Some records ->
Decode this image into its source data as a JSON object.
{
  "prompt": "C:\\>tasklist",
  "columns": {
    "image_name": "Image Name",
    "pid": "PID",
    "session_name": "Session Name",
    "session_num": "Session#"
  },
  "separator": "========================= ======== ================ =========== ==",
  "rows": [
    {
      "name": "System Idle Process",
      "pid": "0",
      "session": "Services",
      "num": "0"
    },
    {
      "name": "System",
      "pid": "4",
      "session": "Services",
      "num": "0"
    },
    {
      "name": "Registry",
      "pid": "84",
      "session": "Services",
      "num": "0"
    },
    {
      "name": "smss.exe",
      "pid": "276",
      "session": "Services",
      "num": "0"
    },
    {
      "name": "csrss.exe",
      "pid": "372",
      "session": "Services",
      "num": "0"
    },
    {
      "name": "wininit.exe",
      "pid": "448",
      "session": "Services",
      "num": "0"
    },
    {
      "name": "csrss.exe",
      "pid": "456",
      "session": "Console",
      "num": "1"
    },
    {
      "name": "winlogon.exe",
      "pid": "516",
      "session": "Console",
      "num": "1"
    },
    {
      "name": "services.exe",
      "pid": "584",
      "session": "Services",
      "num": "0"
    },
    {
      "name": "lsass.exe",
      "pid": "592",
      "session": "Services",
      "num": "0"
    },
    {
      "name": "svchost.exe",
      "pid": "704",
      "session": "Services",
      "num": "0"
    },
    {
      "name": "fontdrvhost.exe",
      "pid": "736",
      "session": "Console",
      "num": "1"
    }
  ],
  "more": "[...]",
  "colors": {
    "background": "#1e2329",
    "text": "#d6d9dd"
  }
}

SHORT TASK -> Please quote the records above exactly, without skipping a line.

TASK ANSWER ->
Decode this image into its source data as a JSON object.
{
  "prompt": "C:\\>tasklist",
  "columns": {
    "image_name": "Image Name",
    "pid": "PID",
    "session_name": "Session Name",
    "session_num": "Session#"
  },
  "separator": "========================= ======== ================ =========== ==",
  "rows": [
    {
      "name": "System Idle Process",
      "pid": "0",
      "session": "Services",
      "num": "0"
    },
    {
      "name": "System",
      "pid": "4",
      "session": "Services",
      "num": "0"
    },
    {
      "name": "Registry",
      "pid": "84",
      "session": "Services",
      "num": "0"
    },
    {
      "name": "smss.exe",
      "pid": "276",
      "session": "Services",
      "num": "0"
    },
    {
      "name": "csrss.exe",
      "pid": "372",
      "session": "Services",
      "num": "0"
    },
    {
      "name": "wininit.exe",
      "pid": "448",
      "session": "Services",
      "num": "0"
    },
    {
      "name": "csrss.exe",
      "pid": "456",
      "session": "Console",
      "num": "1"
    },
    {
      "name": "winlogon.exe",
      "pid": "516",
      "session": "Console",
      "num": "1"
    },
    {
      "name": "services.exe",
      "pid": "584",
      "session": "Services",
      "num": "0"
    },
    {
      "name": "lsass.exe",
      "pid": "592",
      "session": "Services",
      "num": "0"
    },
    {
      "name": "svchost.exe",
      "pid": "704",
      "session": "Services",
      "num": "0"
    },
    {
      "name": "fontdrvhost.exe",
      "pid": "736",
      "session": "Console",
      "num": "1"
    }
  ],
  "more": "[...]",
  "colors": {
    "background": "#1e2329",
    "text": "#d6d9dd"
  }
}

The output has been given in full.